TASK DESCRIPTION :: Please copy the lines starting at "empty-cell (760, 407, 787, 448)" and ending at "table-row (58, 448, 846, 489)", replacing "empty-cell" with "blank-cell" and leaving everything else unchanged.

===== MATERIAL FOR THIS TASK

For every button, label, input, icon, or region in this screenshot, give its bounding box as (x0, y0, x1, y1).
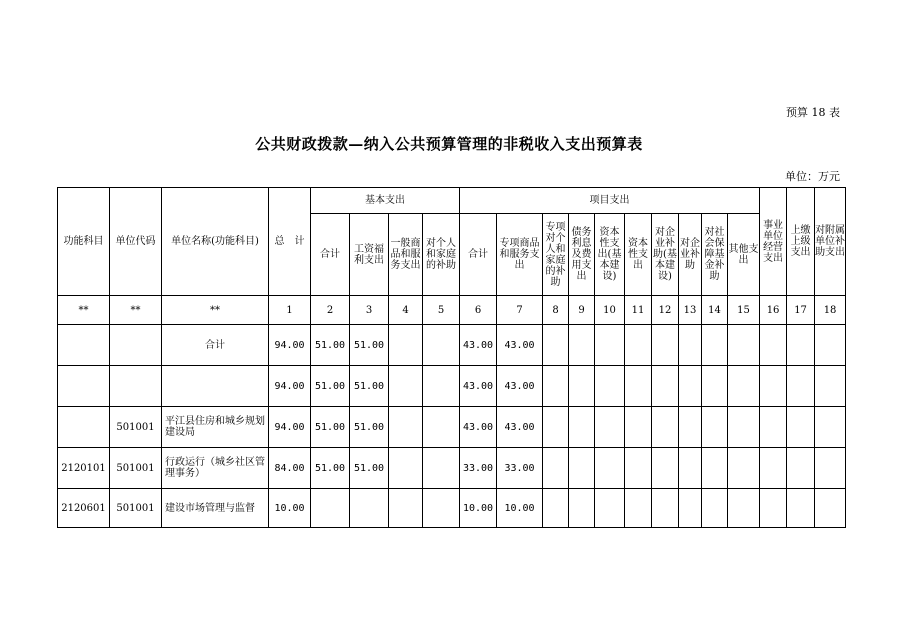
empty-cell (760, 407, 787, 448)
empty-cell (679, 407, 702, 448)
unit-name-cell: 平江县住房和城乡规划建设局 (162, 407, 269, 448)
project-goods-cell: 43.00 (497, 407, 543, 448)
basic-sum-cell (311, 489, 350, 528)
header-project-8: 对企业补助 (679, 214, 702, 296)
table-row (58, 448, 846, 489)
project-goods-cell: 43.00 (497, 366, 543, 407)
index-cell: 5 (423, 296, 460, 325)
empty-cell (595, 366, 625, 407)
index-cell: 16 (760, 296, 787, 325)
empty-cell (543, 489, 569, 528)
empty-cell (652, 407, 679, 448)
header-other-2: 上缴上级支出 (787, 188, 815, 296)
header-row-group (58, 188, 846, 214)
empty-cell (815, 325, 846, 366)
func-code-cell: 2120101 (58, 448, 110, 489)
empty-cell (815, 489, 846, 528)
index-cell: ** (110, 296, 162, 325)
empty-cell (595, 448, 625, 489)
empty-cell (728, 407, 760, 448)
empty-cell (423, 366, 460, 407)
index-cell: 9 (569, 296, 595, 325)
unit-label: 单位：万元 (785, 170, 840, 183)
index-cell: 12 (652, 296, 679, 325)
func-code-cell (58, 407, 110, 448)
header-project-10: 其他支出 (728, 214, 760, 296)
empty-cell (815, 448, 846, 489)
basic-wage-cell: 51.00 (350, 407, 389, 448)
index-cell: ** (58, 296, 110, 325)
index-cell: 6 (460, 296, 497, 325)
empty-cell (652, 366, 679, 407)
total-cell: 10.00 (269, 489, 311, 528)
header-project-4: 债务利息及费用支出 (569, 214, 595, 296)
project-sum-cell: 10.00 (460, 489, 497, 528)
empty-cell (787, 489, 815, 528)
empty-cell (760, 489, 787, 528)
empty-cell (389, 325, 423, 366)
empty-cell (679, 489, 702, 528)
sheet-number: 预算 18 表 (786, 106, 840, 119)
header-other-3: 对附属单位补助支出 (815, 188, 846, 296)
empty-cell (702, 366, 728, 407)
header-project-1: 合计 (460, 214, 497, 296)
empty-cell (569, 366, 595, 407)
func-code-cell (58, 366, 110, 407)
header-project-5: 资本性支出(基本建设) (595, 214, 625, 296)
empty-cell (423, 448, 460, 489)
index-cell: 18 (815, 296, 846, 325)
empty-cell (702, 325, 728, 366)
table-row (58, 489, 846, 528)
header-basic-4: 对个人和家庭的补助 (423, 214, 460, 296)
index-cell: 13 (679, 296, 702, 325)
empty-cell (760, 366, 787, 407)
header-other-1: 事业单位经营支出 (760, 188, 787, 296)
budget-table (57, 187, 846, 528)
total-cell: 94.00 (269, 366, 311, 407)
func-code-cell (58, 325, 110, 366)
basic-wage-cell: 51.00 (350, 448, 389, 489)
empty-cell (760, 448, 787, 489)
index-cell: 10 (595, 296, 625, 325)
basic-wage-cell: 51.00 (350, 366, 389, 407)
empty-cell (702, 489, 728, 528)
header-unit-code: 单位代码 (110, 188, 162, 296)
header-project-9: 对社会保障基金补助 (702, 214, 728, 296)
unit-name-cell: 合计 (162, 325, 269, 366)
empty-cell (625, 366, 652, 407)
project-goods-cell: 43.00 (497, 325, 543, 366)
index-cell: 1 (269, 296, 311, 325)
empty-cell (652, 325, 679, 366)
project-sum-cell: 43.00 (460, 366, 497, 407)
unit-code-cell (110, 325, 162, 366)
header-project-group: 项目支出 (460, 188, 760, 214)
empty-cell (702, 407, 728, 448)
index-cell: 2 (311, 296, 350, 325)
empty-cell (625, 325, 652, 366)
empty-cell (625, 407, 652, 448)
project-sum-cell: 43.00 (460, 325, 497, 366)
index-cell: 3 (350, 296, 389, 325)
project-goods-cell: 33.00 (497, 448, 543, 489)
empty-cell (389, 448, 423, 489)
empty-cell (728, 489, 760, 528)
table-row (58, 325, 846, 366)
empty-cell (389, 366, 423, 407)
basic-wage-cell (350, 489, 389, 528)
empty-cell (728, 448, 760, 489)
index-cell: 4 (389, 296, 423, 325)
header-basic-group: 基本支出 (311, 188, 460, 214)
total-cell: 94.00 (269, 407, 311, 448)
basic-wage-cell: 51.00 (350, 325, 389, 366)
index-cell: 7 (497, 296, 543, 325)
empty-cell (625, 448, 652, 489)
page-title: 公共财政拨款—纳入公共预算管理的非税收入支出预算表 (255, 135, 643, 153)
empty-cell (543, 448, 569, 489)
empty-cell (595, 325, 625, 366)
index-cell: 15 (728, 296, 760, 325)
project-goods-cell: 10.00 (497, 489, 543, 528)
unit-name-cell: 行政运行（城乡社区管理事务） (162, 448, 269, 489)
empty-cell (543, 325, 569, 366)
empty-cell (543, 407, 569, 448)
project-sum-cell: 33.00 (460, 448, 497, 489)
index-row (58, 296, 846, 325)
unit-name-cell: 建设市场管理与监督 (162, 489, 269, 528)
unit-code-cell: 501001 (110, 407, 162, 448)
unit-name-cell (162, 366, 269, 407)
empty-cell (595, 489, 625, 528)
empty-cell (679, 366, 702, 407)
empty-cell (787, 325, 815, 366)
header-project-3: 专项对个人和家庭的补助 (543, 214, 569, 296)
empty-cell (787, 366, 815, 407)
unit-code-cell: 501001 (110, 489, 162, 528)
empty-cell (787, 448, 815, 489)
header-basic-3: 一般商品和服务支出 (389, 214, 423, 296)
empty-cell (728, 366, 760, 407)
unit-code-cell: 501001 (110, 448, 162, 489)
basic-sum-cell: 51.00 (311, 366, 350, 407)
empty-cell (569, 325, 595, 366)
header-basic-1: 合计 (311, 214, 350, 296)
empty-cell (728, 325, 760, 366)
table-row (58, 407, 846, 448)
empty-cell (595, 407, 625, 448)
index-cell: ** (162, 296, 269, 325)
basic-sum-cell: 51.00 (311, 407, 350, 448)
empty-cell (569, 448, 595, 489)
header-basic-2: 工资福利支出 (350, 214, 389, 296)
basic-sum-cell: 51.00 (311, 448, 350, 489)
table-row (58, 366, 846, 407)
total-cell: 84.00 (269, 448, 311, 489)
empty-cell (569, 489, 595, 528)
empty-cell (423, 325, 460, 366)
empty-cell (423, 489, 460, 528)
header-project-2: 专项商品和服务支出 (497, 214, 543, 296)
index-cell: 17 (787, 296, 815, 325)
header-project-7: 对企业补助(基本建设) (652, 214, 679, 296)
basic-sum-cell: 51.00 (311, 325, 350, 366)
empty-cell (625, 489, 652, 528)
empty-cell (389, 407, 423, 448)
index-cell: 11 (625, 296, 652, 325)
empty-cell (815, 407, 846, 448)
empty-cell (652, 489, 679, 528)
header-total: 总 计 (269, 188, 311, 296)
empty-cell (569, 407, 595, 448)
empty-cell (679, 325, 702, 366)
index-cell: 14 (702, 296, 728, 325)
empty-cell (702, 448, 728, 489)
empty-cell (423, 407, 460, 448)
empty-cell (389, 489, 423, 528)
total-cell: 94.00 (269, 325, 311, 366)
header-project-6: 资本性支出 (625, 214, 652, 296)
unit-code-cell (110, 366, 162, 407)
func-code-cell: 2120601 (58, 489, 110, 528)
project-sum-cell: 43.00 (460, 407, 497, 448)
header-func-code: 功能科目 (58, 188, 110, 296)
empty-cell (787, 407, 815, 448)
header-unit-name: 单位名称(功能科目) (162, 188, 269, 296)
empty-cell (815, 366, 846, 407)
empty-cell (679, 448, 702, 489)
empty-cell (543, 366, 569, 407)
index-cell: 8 (543, 296, 569, 325)
empty-cell (652, 448, 679, 489)
empty-cell (760, 325, 787, 366)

==========

THE COMPLETED TASK ::
blank-cell (760, 407, 787, 448)
blank-cell (679, 407, 702, 448)
unit-name-cell: 平江县住房和城乡规划建设局 (162, 407, 269, 448)
project-goods-cell: 43.00 (497, 407, 543, 448)
basic-sum-cell (311, 489, 350, 528)
header-project-8: 对企业补助 (679, 214, 702, 296)
table-row (58, 448, 846, 489)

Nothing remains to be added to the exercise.